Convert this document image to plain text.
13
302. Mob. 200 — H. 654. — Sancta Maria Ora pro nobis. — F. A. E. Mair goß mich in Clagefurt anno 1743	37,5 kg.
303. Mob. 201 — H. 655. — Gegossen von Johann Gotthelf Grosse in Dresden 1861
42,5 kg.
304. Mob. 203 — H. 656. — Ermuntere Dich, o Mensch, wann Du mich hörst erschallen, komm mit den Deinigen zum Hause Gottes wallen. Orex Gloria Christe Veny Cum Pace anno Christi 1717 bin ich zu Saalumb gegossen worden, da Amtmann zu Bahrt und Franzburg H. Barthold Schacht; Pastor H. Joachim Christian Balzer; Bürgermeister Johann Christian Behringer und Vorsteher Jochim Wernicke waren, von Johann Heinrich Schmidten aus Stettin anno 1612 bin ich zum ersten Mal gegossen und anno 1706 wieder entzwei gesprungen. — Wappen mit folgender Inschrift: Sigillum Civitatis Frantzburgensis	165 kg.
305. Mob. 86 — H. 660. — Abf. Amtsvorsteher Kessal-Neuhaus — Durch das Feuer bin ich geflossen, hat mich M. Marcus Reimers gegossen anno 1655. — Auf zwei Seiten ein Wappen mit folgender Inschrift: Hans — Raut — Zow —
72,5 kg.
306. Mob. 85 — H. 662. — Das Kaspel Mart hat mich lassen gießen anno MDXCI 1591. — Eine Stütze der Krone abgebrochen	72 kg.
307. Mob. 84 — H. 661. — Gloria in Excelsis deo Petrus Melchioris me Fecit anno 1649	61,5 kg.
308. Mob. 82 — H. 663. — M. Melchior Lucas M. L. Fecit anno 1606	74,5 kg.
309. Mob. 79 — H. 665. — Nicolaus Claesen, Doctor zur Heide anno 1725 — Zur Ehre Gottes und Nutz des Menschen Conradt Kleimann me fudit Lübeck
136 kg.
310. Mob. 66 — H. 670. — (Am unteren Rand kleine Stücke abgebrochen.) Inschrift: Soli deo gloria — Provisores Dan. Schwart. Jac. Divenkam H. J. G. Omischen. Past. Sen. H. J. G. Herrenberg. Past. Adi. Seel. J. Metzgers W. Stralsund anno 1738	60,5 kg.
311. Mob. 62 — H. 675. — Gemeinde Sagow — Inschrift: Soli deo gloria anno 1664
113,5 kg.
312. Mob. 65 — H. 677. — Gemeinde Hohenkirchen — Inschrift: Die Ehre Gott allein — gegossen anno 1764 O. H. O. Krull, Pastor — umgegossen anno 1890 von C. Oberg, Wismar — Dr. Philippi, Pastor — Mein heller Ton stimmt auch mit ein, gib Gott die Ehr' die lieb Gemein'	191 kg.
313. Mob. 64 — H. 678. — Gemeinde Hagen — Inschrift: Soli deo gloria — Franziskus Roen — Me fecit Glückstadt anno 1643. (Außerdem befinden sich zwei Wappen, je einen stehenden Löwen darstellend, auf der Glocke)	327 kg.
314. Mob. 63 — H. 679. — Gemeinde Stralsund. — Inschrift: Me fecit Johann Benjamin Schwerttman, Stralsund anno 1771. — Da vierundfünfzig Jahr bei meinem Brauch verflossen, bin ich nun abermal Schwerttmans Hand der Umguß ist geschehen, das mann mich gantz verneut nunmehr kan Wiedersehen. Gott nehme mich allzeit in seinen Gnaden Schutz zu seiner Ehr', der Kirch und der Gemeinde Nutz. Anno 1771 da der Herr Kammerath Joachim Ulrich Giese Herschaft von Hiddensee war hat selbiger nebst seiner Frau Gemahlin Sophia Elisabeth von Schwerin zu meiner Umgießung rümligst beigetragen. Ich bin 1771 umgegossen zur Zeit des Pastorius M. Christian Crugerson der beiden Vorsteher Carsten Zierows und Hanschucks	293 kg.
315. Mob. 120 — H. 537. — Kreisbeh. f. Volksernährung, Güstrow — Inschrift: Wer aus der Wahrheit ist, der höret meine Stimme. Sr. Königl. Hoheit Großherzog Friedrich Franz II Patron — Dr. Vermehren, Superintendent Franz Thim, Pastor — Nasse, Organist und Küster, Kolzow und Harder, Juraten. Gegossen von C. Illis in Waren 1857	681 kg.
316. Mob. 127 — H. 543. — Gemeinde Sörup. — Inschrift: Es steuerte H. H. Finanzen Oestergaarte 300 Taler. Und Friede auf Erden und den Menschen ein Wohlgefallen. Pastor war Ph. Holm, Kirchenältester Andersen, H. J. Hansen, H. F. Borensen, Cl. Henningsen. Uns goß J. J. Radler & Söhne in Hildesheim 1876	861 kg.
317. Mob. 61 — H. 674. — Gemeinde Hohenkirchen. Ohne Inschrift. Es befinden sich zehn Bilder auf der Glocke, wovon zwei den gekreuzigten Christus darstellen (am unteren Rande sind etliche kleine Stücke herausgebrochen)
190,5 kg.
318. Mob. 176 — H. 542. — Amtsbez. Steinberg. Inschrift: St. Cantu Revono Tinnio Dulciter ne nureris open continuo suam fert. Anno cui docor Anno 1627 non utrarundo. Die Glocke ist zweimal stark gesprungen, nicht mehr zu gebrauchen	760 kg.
----
### Your task:
Output the entries exactly.

### Response for this exercise:
Convert this document image to plain text.
13
302. Mob. 200 — H. 654. — Sancta Maria Ora pro nobis. — F. A. E. Mair goß mich in Clagefurt anno 1743	37,5 kg.
303. Mob. 201 — H. 655. — Gegossen von Johann Gotthelf Grosse in Dresden 1861
42,5 kg.
304. Mob. 203 — H. 656. — Ermuntere Dich, o Mensch, wann Du mich hörst erschallen, komm mit den Deinigen zum Hause Gottes wallen. Orex Gloria Christe Veny Cum Pace anno Christi 1717 bin ich zu Saalumb gegossen worden, da Amtmann zu Bahrt und Franzburg H. Barthold Schacht; Pastor H. Joachim Christian Balzer; Bürgermeister Johann Christian Behringer und Vorsteher Jochim Wernicke waren, von Johann Heinrich Schmidten aus Stettin anno 1612 bin ich zum ersten Mal gegossen und anno 1706 wieder entzwei gesprungen. — Wappen mit folgender Inschrift: Sigillum Civitatis Frantzburgensis	165 kg.
305. Mob. 86 — H. 660. — Abf. Amtsvorsteher Kessal-Neuhaus — Durch das Feuer bin ich geflossen, hat mich M. Marcus Reimers gegossen anno 1655. — Auf zwei Seiten ein Wappen mit folgender Inschrift: Hans — Raut — Zow —
72,5 kg.
306. Mob. 85 — H. 662. — Das Kaspel Mart hat mich lassen gießen anno MDXCI 1591. — Eine Stütze der Krone abgebrochen	72 kg.
307. Mob. 84 — H. 661. — Gloria in Excelsis deo Petrus Melchioris me Fecit anno 1649	61,5 kg.
308. Mob. 82 — H. 663. — M. Melchior Lucas M. L. Fecit anno 1606	74,5 kg.
309. Mob. 79 — H. 665. — Nicolaus Claesen, Doctor zur Heide anno 1725 — Zur Ehre Gottes und Nutz des Menschen Conradt Kleimann me fudit Lübeck
136 kg.
310. Mob. 66 — H. 670. — (Am unteren Rand kleine Stücke abgebrochen.) Inschrift: Soli deo gloria — Provisores Dan. Schwart. Jac. Divenkam H. J. G. Omischen. Past. Sen. H. J. G. Herrenberg. Past. Adi. Seel. J. Metzgers W. Stralsund anno 1738	60,5 kg.
311. Mob. 62 — H. 675. — Gemeinde Sagow — Inschrift: Soli deo gloria anno 1664
113,5 kg.
312. Mob. 65 — H. 677. — Gemeinde Hohenkirchen — Inschrift: Die Ehre Gott allein — gegossen anno 1764 O. H. O. Krull, Pastor — umgegossen anno 1890 von C. Oberg, Wismar — Dr. Philippi, Pastor — Mein heller Ton stimmt auch mit ein, gib Gott die Ehr' die lieb Gemein'	191 kg.
313. Mob. 64 — H. 678. — Gemeinde Hagen — Inschrift: Soli deo gloria — Franziskus Roen — Me fecit Glückstadt anno 1643. (Außerdem befinden sich zwei Wappen, je einen stehenden Löwen darstellend, auf der Glocke)	327 kg.
314. Mob. 63 — H. 679. — Gemeinde Stralsund. — Inschrift: Me fecit Johann Benjamin Schwerttman, Stralsund anno 1771. — Da vierundfünfzig Jahr bei meinem Brauch verflossen, bin ich nun abermal Schwerttmans Hand der Umguß ist geschehen, das mann mich gantz verneut nunmehr kan Wiedersehen. Gott nehme mich allzeit in seinen Gnaden Schutz zu seiner Ehr', der Kirch und der Gemeinde Nutz. Anno 1771 da der Herr Kammerath Joachim Ulrich Giese Herschaft von Hiddensee war hat selbiger nebst seiner Frau Gemahlin Sophia Elisabeth von Schwerin zu meiner Umgießung rümligst beigetragen. Ich bin 1771 umgegossen zur Zeit des Pastorius M. Christian Crugerson der beiden Vorsteher Carsten Zierows und Hanschucks	293 kg.
315. Mob. 120 — H. 537. — Kreisbeh. f. Volksernährung, Güstrow — Inschrift: Wer aus der Wahrheit ist, der höret meine Stimme. Sr. Königl. Hoheit Großherzog Friedrich Franz II Patron — Dr. Vermehren, Superintendent Franz Thim, Pastor — Nasse, Organist und Küster, Kolzow und Harder, Juraten. Gegossen von C. Illis in Waren 1857	681 kg.
316. Mob. 127 — H. 543. — Gemeinde Sörup. — Inschrift: Es steuerte H. H. Finanzen Oestergaarte 300 Taler. Und Friede auf Erden und den Menschen ein Wohlgefallen. Pastor war Ph. Holm, Kirchenältester Andersen, H. J. Hansen, H. F. Borensen, Cl. Henningsen. Uns goß J. J. Radler & Söhne in Hildesheim 1876	861 kg.
317. Mob. 61 — H. 674. — Gemeinde Hohenkirchen. Ohne Inschrift. Es befinden sich zehn Bilder auf der Glocke, wovon zwei den gekreuzigten Christus darstellen (am unteren Rande sind etliche kleine Stücke herausgebrochen)
190,5 kg.
318. Mob. 176 — H. 542. — Amtsbez. Steinberg. Inschrift: St. Cantu Revono Tinnio Dulciter ne nureris open continuo suam fert. Anno cui docor Anno 1627 non utrarundo. Die Glocke ist zweimal stark gesprungen, nicht mehr zu gebrauchen	760 kg.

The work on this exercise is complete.